Dataset records
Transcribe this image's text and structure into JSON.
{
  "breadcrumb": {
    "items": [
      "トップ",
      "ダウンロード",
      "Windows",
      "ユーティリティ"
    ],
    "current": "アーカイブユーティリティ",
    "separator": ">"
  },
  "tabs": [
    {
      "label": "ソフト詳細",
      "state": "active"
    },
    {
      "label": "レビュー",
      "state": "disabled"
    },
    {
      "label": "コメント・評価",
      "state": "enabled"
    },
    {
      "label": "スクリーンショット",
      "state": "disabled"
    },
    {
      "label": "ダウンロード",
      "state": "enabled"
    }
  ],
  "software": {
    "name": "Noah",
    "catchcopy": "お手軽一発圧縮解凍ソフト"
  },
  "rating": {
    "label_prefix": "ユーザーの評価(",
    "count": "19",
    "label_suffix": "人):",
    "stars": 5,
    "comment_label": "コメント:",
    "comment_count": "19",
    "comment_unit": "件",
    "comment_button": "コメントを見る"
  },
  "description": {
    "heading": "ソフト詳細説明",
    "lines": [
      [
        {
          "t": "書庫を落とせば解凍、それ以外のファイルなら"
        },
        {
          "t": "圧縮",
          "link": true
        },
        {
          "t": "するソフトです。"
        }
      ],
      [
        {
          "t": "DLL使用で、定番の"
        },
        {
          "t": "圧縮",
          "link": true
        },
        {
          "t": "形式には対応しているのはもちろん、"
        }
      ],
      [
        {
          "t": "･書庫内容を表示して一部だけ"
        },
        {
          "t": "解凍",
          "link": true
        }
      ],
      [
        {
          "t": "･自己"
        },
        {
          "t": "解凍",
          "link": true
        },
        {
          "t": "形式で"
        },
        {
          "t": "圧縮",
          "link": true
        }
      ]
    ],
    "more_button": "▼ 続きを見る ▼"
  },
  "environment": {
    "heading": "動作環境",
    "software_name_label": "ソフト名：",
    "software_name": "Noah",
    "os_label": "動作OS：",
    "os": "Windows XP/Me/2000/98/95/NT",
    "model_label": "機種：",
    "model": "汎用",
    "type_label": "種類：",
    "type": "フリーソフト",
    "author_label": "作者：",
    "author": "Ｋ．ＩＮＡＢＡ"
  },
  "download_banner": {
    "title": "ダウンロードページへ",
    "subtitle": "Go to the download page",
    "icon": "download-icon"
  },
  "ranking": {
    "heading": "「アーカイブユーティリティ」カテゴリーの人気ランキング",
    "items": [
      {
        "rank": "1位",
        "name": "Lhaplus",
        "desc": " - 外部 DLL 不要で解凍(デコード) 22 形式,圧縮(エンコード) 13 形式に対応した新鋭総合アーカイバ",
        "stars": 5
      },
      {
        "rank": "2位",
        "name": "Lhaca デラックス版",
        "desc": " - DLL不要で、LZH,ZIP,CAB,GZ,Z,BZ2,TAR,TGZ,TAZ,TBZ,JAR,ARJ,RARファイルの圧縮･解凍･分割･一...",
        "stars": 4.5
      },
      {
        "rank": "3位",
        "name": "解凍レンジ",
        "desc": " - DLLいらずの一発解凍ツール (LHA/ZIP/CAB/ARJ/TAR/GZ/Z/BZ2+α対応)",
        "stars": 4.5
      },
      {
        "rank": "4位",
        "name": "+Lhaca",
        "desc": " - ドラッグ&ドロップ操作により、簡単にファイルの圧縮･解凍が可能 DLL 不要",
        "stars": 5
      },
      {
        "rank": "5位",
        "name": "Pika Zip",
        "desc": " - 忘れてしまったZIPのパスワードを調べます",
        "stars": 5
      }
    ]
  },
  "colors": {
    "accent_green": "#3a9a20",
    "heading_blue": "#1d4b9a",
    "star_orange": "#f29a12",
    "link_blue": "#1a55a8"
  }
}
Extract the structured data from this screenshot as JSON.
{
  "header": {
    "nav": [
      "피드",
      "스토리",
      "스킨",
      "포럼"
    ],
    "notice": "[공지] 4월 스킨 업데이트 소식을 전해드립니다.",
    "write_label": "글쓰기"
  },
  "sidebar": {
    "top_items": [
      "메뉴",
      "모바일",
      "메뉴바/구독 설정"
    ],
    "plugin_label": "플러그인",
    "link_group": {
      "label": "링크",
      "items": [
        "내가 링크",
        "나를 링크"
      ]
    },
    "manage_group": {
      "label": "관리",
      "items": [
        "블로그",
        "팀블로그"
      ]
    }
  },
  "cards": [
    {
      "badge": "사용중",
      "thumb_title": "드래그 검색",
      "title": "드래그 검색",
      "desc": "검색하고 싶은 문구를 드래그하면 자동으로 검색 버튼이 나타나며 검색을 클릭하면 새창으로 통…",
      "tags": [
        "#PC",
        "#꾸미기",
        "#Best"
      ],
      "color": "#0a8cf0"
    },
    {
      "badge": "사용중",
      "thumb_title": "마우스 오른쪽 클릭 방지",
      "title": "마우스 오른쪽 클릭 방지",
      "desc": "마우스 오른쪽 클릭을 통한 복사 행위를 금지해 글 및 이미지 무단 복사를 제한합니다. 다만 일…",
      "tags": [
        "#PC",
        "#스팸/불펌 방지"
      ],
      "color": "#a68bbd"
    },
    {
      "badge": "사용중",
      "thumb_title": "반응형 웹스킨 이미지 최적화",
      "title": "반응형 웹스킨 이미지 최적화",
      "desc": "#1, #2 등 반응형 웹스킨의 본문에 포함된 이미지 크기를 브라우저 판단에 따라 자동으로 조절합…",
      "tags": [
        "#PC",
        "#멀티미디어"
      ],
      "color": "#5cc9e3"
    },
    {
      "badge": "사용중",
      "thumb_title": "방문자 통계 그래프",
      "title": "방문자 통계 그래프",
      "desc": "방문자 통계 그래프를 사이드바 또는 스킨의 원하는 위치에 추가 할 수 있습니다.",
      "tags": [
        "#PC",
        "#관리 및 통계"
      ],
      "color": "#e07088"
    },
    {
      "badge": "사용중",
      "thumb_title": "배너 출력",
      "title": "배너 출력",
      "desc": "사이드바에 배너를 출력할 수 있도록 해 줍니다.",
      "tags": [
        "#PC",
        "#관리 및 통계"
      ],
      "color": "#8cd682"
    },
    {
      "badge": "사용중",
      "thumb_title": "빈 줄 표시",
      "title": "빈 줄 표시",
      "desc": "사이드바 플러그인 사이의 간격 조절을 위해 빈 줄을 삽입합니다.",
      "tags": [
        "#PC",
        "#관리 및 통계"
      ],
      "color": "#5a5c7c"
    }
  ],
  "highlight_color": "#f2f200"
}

Aim
The records above should be repeated in full, exactly as given.

The solution
Transcribe this image's text and structure into JSON.
{
  "breadcrumb": {
    "items": [
      "トップ",
      "ダウンロード",
      "Windows",
      "ユーティリティ"
    ],
    "current": "アーカイブユーティリティ",
    "separator": ">"
  },
  "tabs": [
    {
      "label": "ソフト詳細",
      "state": "active"
    },
    {
      "label": "レビュー",
      "state": "disabled"
    },
    {
      "label": "コメント・評価",
      "state": "enabled"
    },
    {
      "label": "スクリーンショット",
      "state": "disabled"
    },
    {
      "label": "ダウンロード",
      "state": "enabled"
    }
  ],
  "software": {
    "name": "Noah",
    "catchcopy": "お手軽一発圧縮解凍ソフト"
  },
  "rating": {
    "label_prefix": "ユーザーの評価(",
    "count": "19",
    "label_suffix": "人):",
    "stars": 5,
    "comment_label": "コメント:",
    "comment_count": "19",
    "comment_unit": "件",
    "comment_button": "コメントを見る"
  },
  "description": {
    "heading": "ソフト詳細説明",
    "lines": [
      [
        {
          "t": "書庫を落とせば解凍、それ以外のファイルなら"
        },
        {
          "t": "圧縮",
          "link": true
        },
        {
          "t": "するソフトです。"
        }
      ],
      [
        {
          "t": "DLL使用で、定番の"
        },
        {
          "t": "圧縮",
          "link": true
        },
        {
          "t": "形式には対応しているのはもちろん、"
        }
      ],
      [
        {
          "t": "･書庫内容を表示して一部だけ"
        },
        {
          "t": "解凍",
          "link": true
        }
      ],
      [
        {
          "t": "･自己"
        },
        {
          "t": "解凍",
          "link": true
        },
        {
          "t": "形式で"
        },
        {
          "t": "圧縮",
          "link": true
        }
      ]
    ],
    "more_button": "▼ 続きを見る ▼"
  },
  "environment": {
    "heading": "動作環境",
    "software_name_label": "ソフト名：",
    "software_name": "Noah",
    "os_label": "動作OS：",
    "os": "Windows XP/Me/2000/98/95/NT",
    "model_label": "機種：",
    "model": "汎用",
    "type_label": "種類：",
    "type": "フリーソフト",
    "author_label": "作者：",
    "author": "Ｋ．ＩＮＡＢＡ"
  },
  "download_banner": {
    "title": "ダウンロードページへ",
    "subtitle": "Go to the download page",
    "icon": "download-icon"
  },
  "ranking": {
    "heading": "「アーカイブユーティリティ」カテゴリーの人気ランキング",
    "items": [
      {
        "rank": "1位",
        "name": "Lhaplus",
        "desc": " - 外部 DLL 不要で解凍(デコード) 22 形式,圧縮(エンコード) 13 形式に対応した新鋭総合アーカイバ",
        "stars": 5
      },
      {
        "rank": "2位",
        "name": "Lhaca デラックス版",
        "desc": " - DLL不要で、LZH,ZIP,CAB,GZ,Z,BZ2,TAR,TGZ,TAZ,TBZ,JAR,ARJ,RARファイルの圧縮･解凍･分割･一...",
        "stars": 4.5
      },
      {
        "rank": "3位",
        "name": "解凍レンジ",
        "desc": " - DLLいらずの一発解凍ツール (LHA/ZIP/CAB/ARJ/TAR/GZ/Z/BZ2+α対応)",
        "stars": 4.5
      },
      {
        "rank": "4位",
        "name": "+Lhaca",
        "desc": " - ドラッグ&ドロップ操作により、簡単にファイルの圧縮･解凍が可能 DLL 不要",
        "stars": 5
      },
      {
        "rank": "5位",
        "name": "Pika Zip",
        "desc": " - 忘れてしまったZIPのパスワードを調べます",
        "stars": 5
      }
    ]
  },
  "colors": {
    "accent_green": "#3a9a20",
    "heading_blue": "#1d4b9a",
    "star_orange": "#f29a12",
    "link_blue": "#1a55a8"
  }
}
Extract the structured data from this screenshot as JSON.
{
  "header": {
    "nav": [
      "피드",
      "스토리",
      "스킨",
      "포럼"
    ],
    "notice": "[공지] 4월 스킨 업데이트 소식을 전해드립니다.",
    "write_label": "글쓰기"
  },
  "sidebar": {
    "top_items": [
      "메뉴",
      "모바일",
      "메뉴바/구독 설정"
    ],
    "plugin_label": "플러그인",
    "link_group": {
      "label": "링크",
      "items": [
        "내가 링크",
        "나를 링크"
      ]
    },
    "manage_group": {
      "label": "관리",
      "items": [
        "블로그",
        "팀블로그"
      ]
    }
  },
  "cards": [
    {
      "badge": "사용중",
      "thumb_title": "드래그 검색",
      "title": "드래그 검색",
      "desc": "검색하고 싶은 문구를 드래그하면 자동으로 검색 버튼이 나타나며 검색을 클릭하면 새창으로 통…",
      "tags": [
        "#PC",
        "#꾸미기",
        "#Best"
      ],
      "color": "#0a8cf0"
    },
    {
      "badge": "사용중",
      "thumb_title": "마우스 오른쪽 클릭 방지",
      "title": "마우스 오른쪽 클릭 방지",
      "desc": "마우스 오른쪽 클릭을 통한 복사 행위를 금지해 글 및 이미지 무단 복사를 제한합니다. 다만 일…",
      "tags": [
        "#PC",
        "#스팸/불펌 방지"
      ],
      "color": "#a68bbd"
    },
    {
      "badge": "사용중",
      "thumb_title": "반응형 웹스킨 이미지 최적화",
      "title": "반응형 웹스킨 이미지 최적화",
      "desc": "#1, #2 등 반응형 웹스킨의 본문에 포함된 이미지 크기를 브라우저 판단에 따라 자동으로 조절합…",
      "tags": [
        "#PC",
        "#멀티미디어"
      ],
      "color": "#5cc9e3"
    },
    {
      "badge": "사용중",
      "thumb_title": "방문자 통계 그래프",
      "title": "방문자 통계 그래프",
      "desc": "방문자 통계 그래프를 사이드바 또는 스킨의 원하는 위치에 추가 할 수 있습니다.",
      "tags": [
        "#PC",
        "#관리 및 통계"
      ],
      "color": "#e07088"
    },
    {
      "badge": "사용중",
      "thumb_title": "배너 출력",
      "title": "배너 출력",
      "desc": "사이드바에 배너를 출력할 수 있도록 해 줍니다.",
      "tags": [
        "#PC",
        "#관리 및 통계"
      ],
      "color": "#8cd682"
    },
    {
      "badge": "사용중",
      "thumb_title": "빈 줄 표시",
      "title": "빈 줄 표시",
      "desc": "사이드바 플러그인 사이의 간격 조절을 위해 빈 줄을 삽입합니다.",
      "tags": [
        "#PC",
        "#관리 및 통계"
      ],
      "color": "#5a5c7c"
    }
  ],
  "highlight_color": "#f2f200"
}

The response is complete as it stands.